=== BACAAN YANG DISEDIAKAN ===
·····

Demikian nama raja bergelar Sang Rajapati Dewanata. Alamnya disebut Anderpati, lamanya sepuluh windu (80 tahun). Hasil negara berupa picis (uang). Ternyata waktu itu dari hidangan ki Ajar. Hidangannya Jadah satu takir. Lambangnya waktu itu Sima galak semune curiga ketul. Kemudian berganti jaman lagi. Di Gelagahwangi dengan ibukota di Demak. Ada agama dengan pemimpinnya bergelar Diyati Kalawisaya. Enam puluh lima tahun kemudian musnah. Yang bertahta Ratu Adil serta wali dan pandita semuanya cinta. Pajak rakyat berupa uang. Temyata saya diberi hidangan bunga Melati oleh ki Ajar.

·····

=== PETUNJUK A ===
Sebutkan semua nama atau sebutan tokoh yang muncul dalam bacaan tentang raja dan pergantian zaman ini.

·····

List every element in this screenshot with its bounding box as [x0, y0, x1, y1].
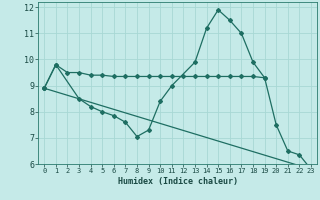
- X-axis label: Humidex (Indice chaleur): Humidex (Indice chaleur): [118, 177, 238, 186]
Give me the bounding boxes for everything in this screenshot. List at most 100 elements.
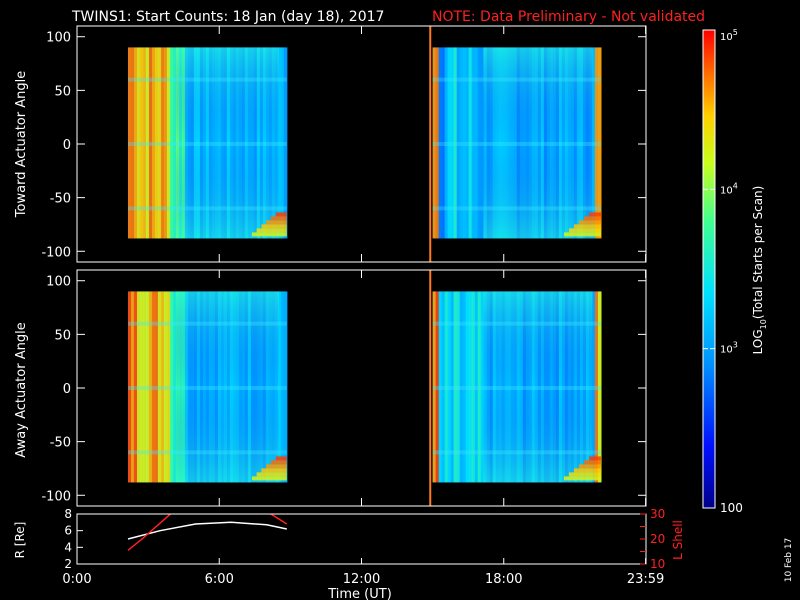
spectrogram-column (447, 47, 452, 239)
spectrogram-column (283, 291, 288, 483)
colorbar-tick-label: 105 (720, 28, 738, 43)
spectrogram-column (435, 291, 440, 483)
spectrogram-overlay (483, 291, 593, 483)
x-tick-label: 12:00 (343, 572, 380, 587)
y-tick-label: 8 (64, 507, 72, 521)
angle-band (432, 206, 601, 211)
spectrogram-column (277, 47, 282, 239)
spectrogram-column (166, 291, 171, 483)
spectrogram-column (130, 47, 135, 239)
y-tick-label: 50 (54, 84, 71, 99)
spectrogram-column (459, 47, 464, 239)
spectrogram-column (450, 47, 455, 239)
spectrogram-column (591, 47, 596, 239)
spectrogram-column (139, 291, 144, 483)
spectrogram-edge (261, 224, 287, 229)
spectrogram-edge (579, 464, 601, 469)
spectrogram-block (432, 291, 602, 483)
spectrogram-column (453, 291, 458, 483)
spectrogram-column (166, 47, 171, 239)
spectrogram-column (142, 47, 147, 239)
angle-band (127, 386, 287, 390)
spectrogram-overlay (175, 291, 279, 483)
spectrogram-column (450, 291, 455, 483)
y-tick-label: 4 (64, 540, 72, 554)
spectrogram-edge (270, 460, 287, 465)
spectrogram-column (136, 47, 141, 239)
colorbar (702, 29, 716, 509)
spectrogram-edge (589, 456, 601, 461)
spectrogram-column (453, 47, 458, 239)
orbit-position-panel: 2 4 6 8 10 20 30 (64, 507, 665, 571)
spectrogram-column (435, 47, 440, 239)
spectrogram-column (465, 47, 470, 239)
spectrogram-overlay (175, 47, 279, 239)
away-angle-ylabel: Away Actuator Angle (14, 322, 29, 457)
y-tick-label: 100 (46, 275, 71, 290)
spectrogram-column (172, 291, 177, 483)
spectrogram-column (432, 291, 437, 483)
spectrogram-column (456, 291, 461, 483)
colorbar-tick-label: 100 (720, 501, 743, 515)
angle-band (432, 321, 601, 326)
spectrogram-column (142, 291, 147, 483)
y-tick-label: -100 (41, 245, 71, 260)
spectrogram-column (283, 47, 288, 239)
colorbar-tick-exponent: 3 (733, 341, 738, 350)
spectrogram-column (133, 47, 138, 239)
spectrogram-column (151, 47, 156, 239)
spectrogram-column (163, 291, 168, 483)
spectrogram-column (139, 47, 144, 239)
x-tick-label: 6:00 (205, 572, 234, 587)
spectrogram-column (438, 47, 443, 239)
spectrogram-column (169, 291, 174, 483)
spectrogram-edge (261, 468, 287, 473)
spectrogram-column (594, 291, 599, 483)
spectrogram-edge (589, 212, 601, 217)
spectrogram-column (438, 291, 443, 483)
spectrogram-edge (574, 224, 601, 229)
spectrogram-edge (266, 220, 287, 225)
y2-tick-label: 10 (650, 557, 665, 571)
y-tick-label: -50 (50, 192, 71, 207)
angle-band (127, 450, 287, 455)
y-tick-label: 6 (64, 524, 72, 538)
spectrogram-column (432, 47, 437, 239)
spectrogram-overlay (483, 47, 593, 239)
spectrogram-edge (275, 212, 287, 217)
spectrogram-column (447, 291, 452, 483)
spectrogram-column (597, 291, 602, 483)
generation-date: 10 Feb 17 (784, 538, 794, 583)
y2-tick-label: 20 (650, 532, 665, 546)
spectrogram-column (148, 291, 153, 483)
colorbar-tick-base: 10 (720, 185, 733, 196)
spectrogram-column (154, 291, 159, 483)
spectrogram-edge (579, 220, 601, 225)
spectrogram-edge (256, 472, 287, 477)
spectrogram-column (169, 47, 174, 239)
spectrogram-column (145, 291, 150, 483)
spectrogram-edge (256, 228, 287, 233)
spectrogram-column (157, 291, 162, 483)
spectrogram-edge (251, 232, 287, 237)
spectrogram-column (127, 47, 132, 239)
y-tick-label: 2 (64, 557, 72, 571)
y2-tick-label: 30 (650, 507, 665, 521)
y-tick-label: -100 (41, 489, 71, 504)
spectrogram-edge (574, 468, 601, 473)
toward-angle-ylabel: Toward Actuator Angle (14, 71, 29, 218)
spectrogram-column (462, 47, 467, 239)
spectrogram-column (151, 291, 156, 483)
spectrogram-column (480, 291, 485, 483)
x-tick-label: 18:00 (485, 572, 522, 587)
x-tick-labels: 0:00 6:00 12:00 18:00 23:59 (62, 572, 664, 587)
spectrogram-column (277, 291, 282, 483)
spectrogram-column (441, 291, 446, 483)
spectrogram-column (441, 47, 446, 239)
spectrogram-block (432, 47, 602, 239)
away-actuator-angle-panel: 100 50 0 -50 -100 (41, 269, 647, 507)
radius-ylabel: R [Re] (13, 522, 27, 559)
angle-band (432, 386, 601, 390)
plot-title: TWINS1: Start Counts: 18 Jan (day 18), 2… (71, 9, 384, 25)
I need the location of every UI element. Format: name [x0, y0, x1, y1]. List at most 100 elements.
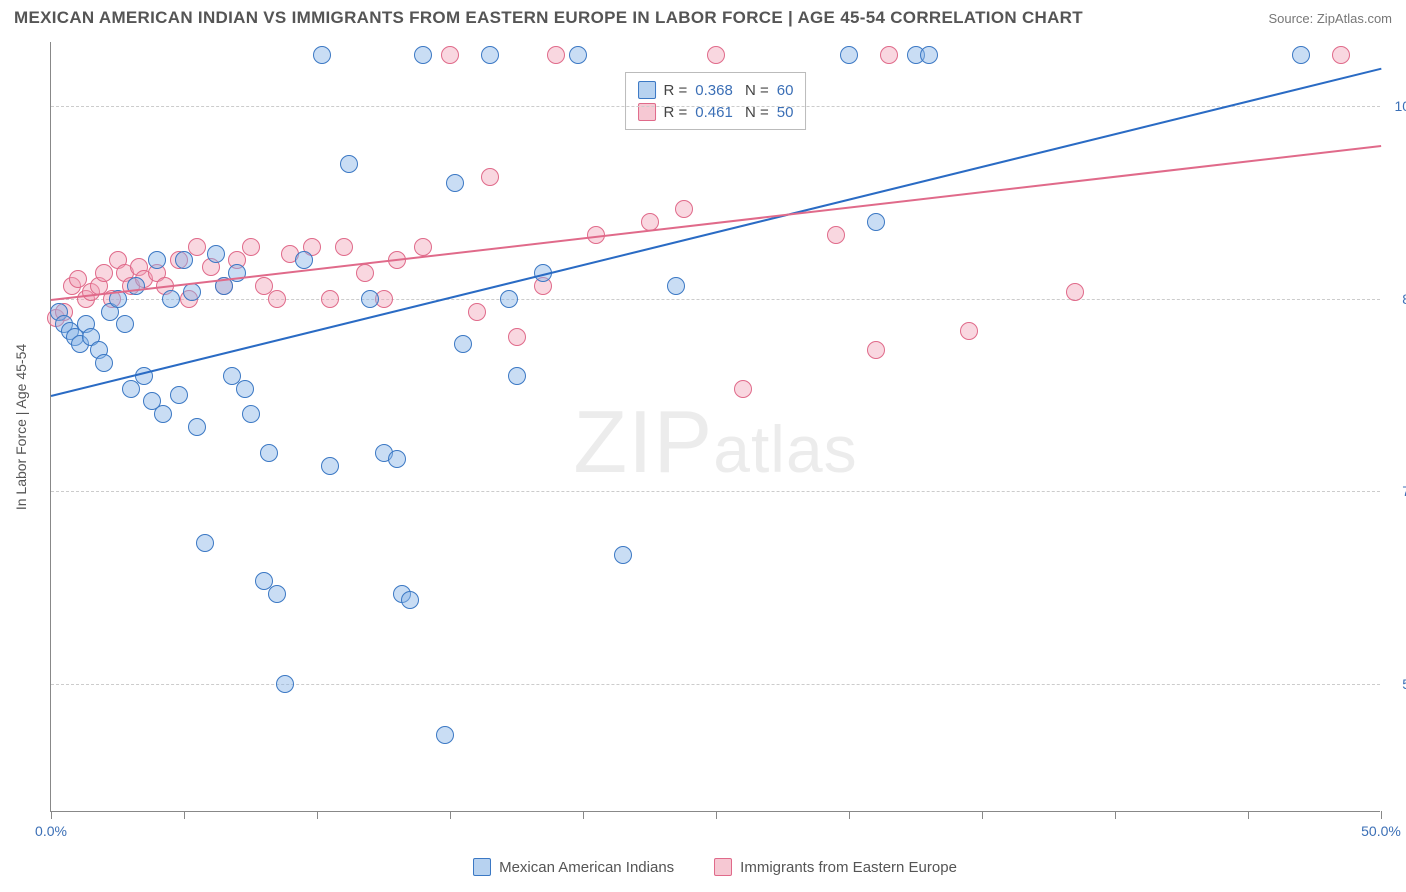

·····

=== PETUNJUK B ===
Tolong format baris-baris data, mulai dari baris yang memuat "- X-axis label: Humidex" sampai dengan baris yang memuat "Give me the", sebagai daftar bernomor tanpa baris kosong.

=== KELUARAN YANG DIHARAPKAN A ===
- Sang Rajapati Dewanata
- ki Ajar
- Diyati Kalawisaya
- Ratu Adil

=== KELUARAN YANG DIHARAPKAN B ===
1. - X-axis label: Humidex (Indice chaleur): Humidex (Indice chaleur): [118, 177, 238, 186]
2. Give me the bounding boxes for everything in this screenshot. List at most 100 elements.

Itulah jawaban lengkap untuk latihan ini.